* SHORT PROBLEM *
Scan the records and identify every line in which the string "平方毫米线" occurs, then return those lines.

-------------------------

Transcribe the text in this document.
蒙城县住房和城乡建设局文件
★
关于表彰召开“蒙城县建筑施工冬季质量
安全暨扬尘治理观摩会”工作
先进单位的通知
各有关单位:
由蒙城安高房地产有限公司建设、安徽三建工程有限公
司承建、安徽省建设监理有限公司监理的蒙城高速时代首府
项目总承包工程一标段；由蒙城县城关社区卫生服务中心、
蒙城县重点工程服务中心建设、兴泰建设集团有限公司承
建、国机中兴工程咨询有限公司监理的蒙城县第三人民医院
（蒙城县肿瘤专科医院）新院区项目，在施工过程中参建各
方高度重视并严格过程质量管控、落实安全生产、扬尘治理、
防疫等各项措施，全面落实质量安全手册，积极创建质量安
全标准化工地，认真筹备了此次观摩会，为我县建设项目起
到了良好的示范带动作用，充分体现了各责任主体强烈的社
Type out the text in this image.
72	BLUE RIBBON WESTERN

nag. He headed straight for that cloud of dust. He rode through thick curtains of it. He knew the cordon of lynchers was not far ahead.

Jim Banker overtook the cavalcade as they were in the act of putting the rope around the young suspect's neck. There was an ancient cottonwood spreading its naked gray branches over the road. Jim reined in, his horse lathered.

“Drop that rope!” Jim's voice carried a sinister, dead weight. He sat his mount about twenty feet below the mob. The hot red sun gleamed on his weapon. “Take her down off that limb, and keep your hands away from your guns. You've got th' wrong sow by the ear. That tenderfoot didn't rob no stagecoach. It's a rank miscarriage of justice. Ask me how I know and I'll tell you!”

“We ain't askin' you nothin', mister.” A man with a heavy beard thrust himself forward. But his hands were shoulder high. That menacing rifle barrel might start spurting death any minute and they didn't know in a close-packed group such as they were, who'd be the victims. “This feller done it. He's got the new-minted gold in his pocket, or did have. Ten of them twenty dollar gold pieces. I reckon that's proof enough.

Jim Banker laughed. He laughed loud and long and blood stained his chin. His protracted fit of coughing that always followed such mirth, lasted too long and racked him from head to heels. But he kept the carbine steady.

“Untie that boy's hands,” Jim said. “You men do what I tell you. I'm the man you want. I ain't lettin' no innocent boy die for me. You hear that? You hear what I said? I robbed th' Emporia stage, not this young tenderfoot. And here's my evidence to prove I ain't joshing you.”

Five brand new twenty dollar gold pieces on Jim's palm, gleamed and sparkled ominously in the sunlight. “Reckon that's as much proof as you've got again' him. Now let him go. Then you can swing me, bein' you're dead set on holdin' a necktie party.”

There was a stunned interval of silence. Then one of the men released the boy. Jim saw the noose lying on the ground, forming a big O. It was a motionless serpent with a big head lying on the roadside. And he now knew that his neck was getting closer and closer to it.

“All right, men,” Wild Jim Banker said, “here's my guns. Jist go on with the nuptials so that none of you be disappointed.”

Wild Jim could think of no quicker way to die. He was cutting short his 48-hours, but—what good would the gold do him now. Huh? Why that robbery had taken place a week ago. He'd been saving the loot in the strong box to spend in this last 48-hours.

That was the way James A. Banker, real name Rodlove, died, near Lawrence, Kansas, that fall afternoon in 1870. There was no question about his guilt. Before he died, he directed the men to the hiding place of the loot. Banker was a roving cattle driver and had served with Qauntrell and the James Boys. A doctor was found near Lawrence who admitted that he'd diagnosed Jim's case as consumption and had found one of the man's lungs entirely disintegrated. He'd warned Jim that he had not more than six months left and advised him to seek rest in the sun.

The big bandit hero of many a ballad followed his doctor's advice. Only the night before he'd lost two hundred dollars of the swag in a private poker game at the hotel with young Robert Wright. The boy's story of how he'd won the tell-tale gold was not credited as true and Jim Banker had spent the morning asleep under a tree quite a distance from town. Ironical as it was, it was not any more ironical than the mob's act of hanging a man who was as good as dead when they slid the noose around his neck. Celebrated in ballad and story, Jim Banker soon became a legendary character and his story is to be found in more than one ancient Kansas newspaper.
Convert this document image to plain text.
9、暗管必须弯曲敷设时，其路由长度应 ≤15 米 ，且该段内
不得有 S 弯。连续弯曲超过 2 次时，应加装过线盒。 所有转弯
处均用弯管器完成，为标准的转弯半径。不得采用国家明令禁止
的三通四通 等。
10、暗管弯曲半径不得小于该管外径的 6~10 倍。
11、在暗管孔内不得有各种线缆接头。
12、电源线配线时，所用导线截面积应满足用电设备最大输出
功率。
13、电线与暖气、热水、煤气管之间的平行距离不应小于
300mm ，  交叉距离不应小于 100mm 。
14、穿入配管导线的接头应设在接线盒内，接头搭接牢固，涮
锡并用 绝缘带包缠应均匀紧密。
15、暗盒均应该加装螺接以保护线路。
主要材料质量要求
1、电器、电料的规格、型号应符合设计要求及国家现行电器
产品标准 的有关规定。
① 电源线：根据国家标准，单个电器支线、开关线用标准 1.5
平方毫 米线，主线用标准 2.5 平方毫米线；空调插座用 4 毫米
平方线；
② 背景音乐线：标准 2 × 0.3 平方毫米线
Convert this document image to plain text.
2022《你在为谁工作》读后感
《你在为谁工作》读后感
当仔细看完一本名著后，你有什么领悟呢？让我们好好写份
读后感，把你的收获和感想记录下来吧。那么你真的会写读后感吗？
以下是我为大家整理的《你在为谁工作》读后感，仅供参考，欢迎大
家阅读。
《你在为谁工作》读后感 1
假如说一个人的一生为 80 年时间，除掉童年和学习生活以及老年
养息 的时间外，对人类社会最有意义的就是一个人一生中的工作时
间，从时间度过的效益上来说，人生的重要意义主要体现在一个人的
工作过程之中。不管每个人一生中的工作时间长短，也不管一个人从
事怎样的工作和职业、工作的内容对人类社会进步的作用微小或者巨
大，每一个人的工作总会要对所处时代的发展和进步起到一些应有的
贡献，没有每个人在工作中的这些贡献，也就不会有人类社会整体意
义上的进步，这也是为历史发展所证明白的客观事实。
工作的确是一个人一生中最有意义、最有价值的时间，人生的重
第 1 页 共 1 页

-------------------------

* RESULT *
平方毫 米线，主线用标准 2.5 平方毫米线；空调插座用 4 毫米
② 背景音乐线：标准 2 × 0.3 平方毫米线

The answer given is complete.